_Exercise task_: Filter the listing and keep only the lines with the word "JSON".

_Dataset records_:
┌──
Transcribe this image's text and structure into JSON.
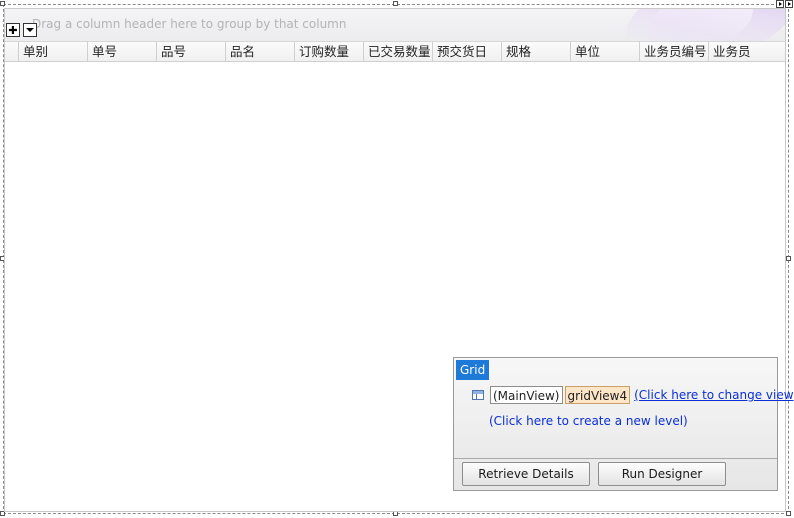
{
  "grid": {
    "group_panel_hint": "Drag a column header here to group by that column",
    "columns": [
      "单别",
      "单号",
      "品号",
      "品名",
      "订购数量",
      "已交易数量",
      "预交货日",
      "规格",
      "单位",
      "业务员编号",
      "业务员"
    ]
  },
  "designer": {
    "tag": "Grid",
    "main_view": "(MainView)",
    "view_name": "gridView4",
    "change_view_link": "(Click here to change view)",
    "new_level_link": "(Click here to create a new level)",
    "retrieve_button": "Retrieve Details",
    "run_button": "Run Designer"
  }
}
└──
┌──
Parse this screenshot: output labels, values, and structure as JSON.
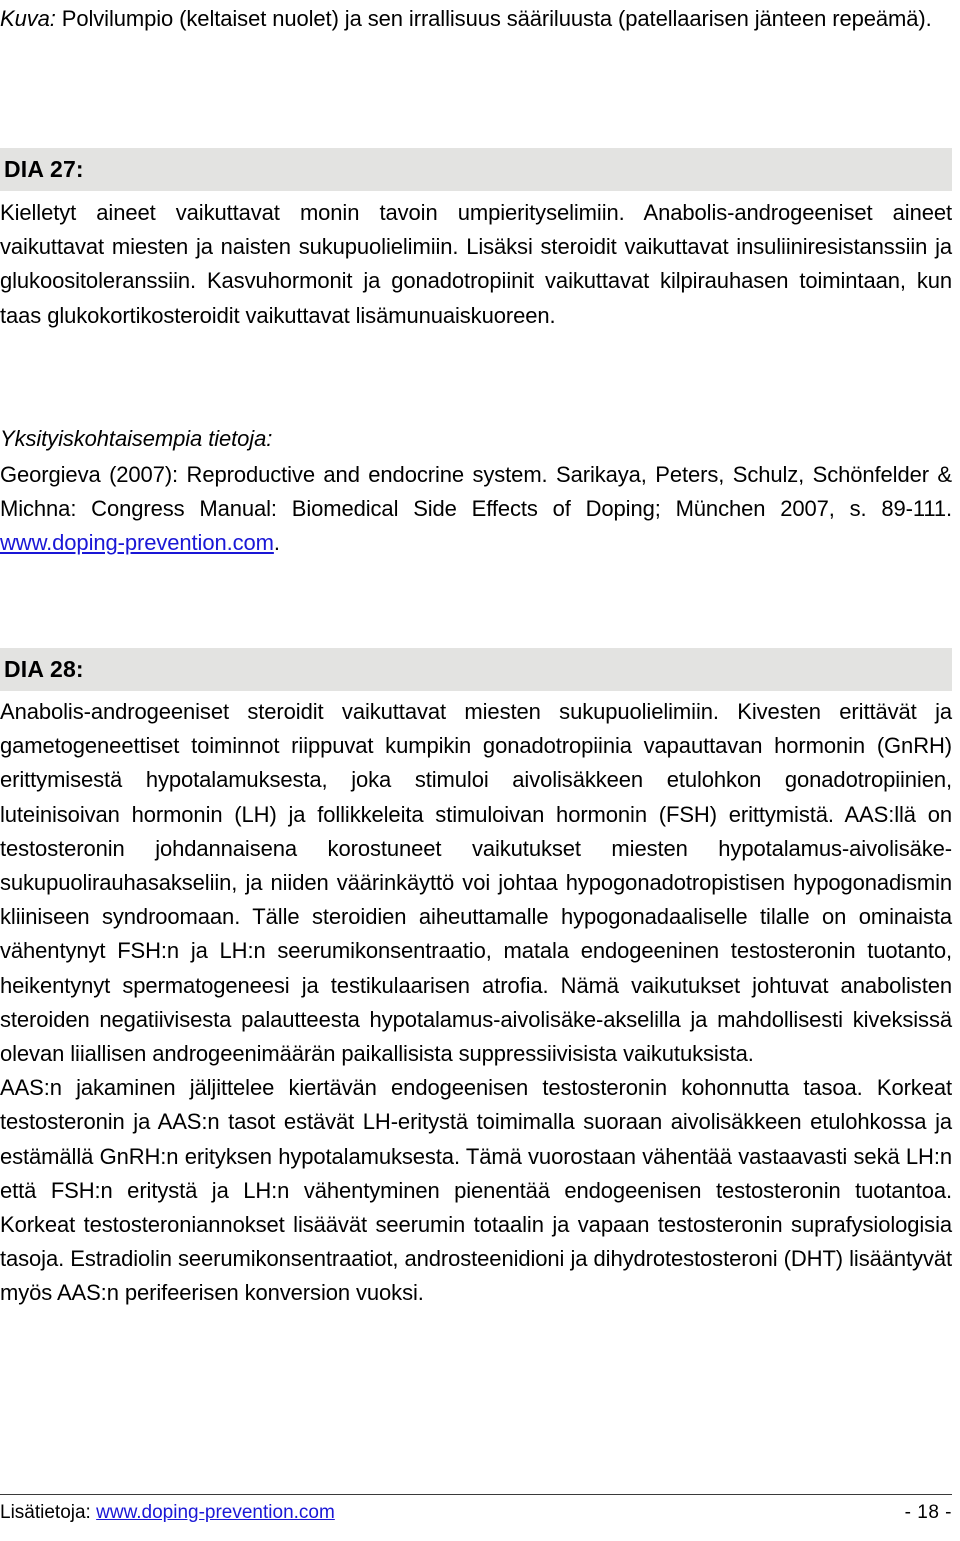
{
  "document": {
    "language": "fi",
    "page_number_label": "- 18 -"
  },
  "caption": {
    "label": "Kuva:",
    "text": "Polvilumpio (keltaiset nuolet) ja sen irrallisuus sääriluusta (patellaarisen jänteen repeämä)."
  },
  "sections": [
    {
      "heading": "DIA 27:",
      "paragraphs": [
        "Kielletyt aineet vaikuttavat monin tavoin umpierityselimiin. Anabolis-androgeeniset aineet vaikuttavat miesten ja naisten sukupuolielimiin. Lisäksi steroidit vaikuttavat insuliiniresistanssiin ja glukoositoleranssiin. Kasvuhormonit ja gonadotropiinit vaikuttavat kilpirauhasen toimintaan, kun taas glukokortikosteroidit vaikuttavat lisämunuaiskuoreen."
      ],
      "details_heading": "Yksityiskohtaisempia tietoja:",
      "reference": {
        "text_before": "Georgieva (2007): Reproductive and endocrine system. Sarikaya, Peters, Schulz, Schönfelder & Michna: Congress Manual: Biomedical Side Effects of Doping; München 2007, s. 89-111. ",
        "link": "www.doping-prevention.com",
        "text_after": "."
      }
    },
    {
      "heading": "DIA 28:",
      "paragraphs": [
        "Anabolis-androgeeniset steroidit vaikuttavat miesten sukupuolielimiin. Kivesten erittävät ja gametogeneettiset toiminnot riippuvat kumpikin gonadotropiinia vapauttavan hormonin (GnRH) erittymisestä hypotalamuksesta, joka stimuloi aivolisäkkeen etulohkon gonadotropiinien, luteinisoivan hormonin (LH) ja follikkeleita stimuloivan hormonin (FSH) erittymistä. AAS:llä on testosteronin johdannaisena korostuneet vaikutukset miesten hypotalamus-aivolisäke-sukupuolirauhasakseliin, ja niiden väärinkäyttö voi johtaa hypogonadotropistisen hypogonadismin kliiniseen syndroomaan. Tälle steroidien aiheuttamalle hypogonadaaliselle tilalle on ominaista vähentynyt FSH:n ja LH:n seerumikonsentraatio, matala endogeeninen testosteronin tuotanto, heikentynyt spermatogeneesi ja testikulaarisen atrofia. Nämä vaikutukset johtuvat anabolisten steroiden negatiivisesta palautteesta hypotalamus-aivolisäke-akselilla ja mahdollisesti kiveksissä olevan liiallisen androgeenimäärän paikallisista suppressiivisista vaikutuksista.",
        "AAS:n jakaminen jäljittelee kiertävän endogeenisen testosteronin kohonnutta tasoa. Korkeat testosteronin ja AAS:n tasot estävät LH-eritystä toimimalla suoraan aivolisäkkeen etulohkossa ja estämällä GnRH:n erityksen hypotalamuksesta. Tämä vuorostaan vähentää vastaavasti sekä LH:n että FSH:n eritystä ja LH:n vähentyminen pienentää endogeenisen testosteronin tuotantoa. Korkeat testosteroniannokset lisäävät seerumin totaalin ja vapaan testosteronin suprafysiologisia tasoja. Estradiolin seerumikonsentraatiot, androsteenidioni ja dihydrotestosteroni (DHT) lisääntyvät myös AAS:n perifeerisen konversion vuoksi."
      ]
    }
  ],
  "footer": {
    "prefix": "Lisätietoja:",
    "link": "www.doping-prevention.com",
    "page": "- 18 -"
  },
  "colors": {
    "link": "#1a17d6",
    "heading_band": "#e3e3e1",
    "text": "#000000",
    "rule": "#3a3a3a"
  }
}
└──
_Final answer_:
Transcribe this image's text and structure into JSON.
Parse this screenshot: output labels, values, and structure as JSON.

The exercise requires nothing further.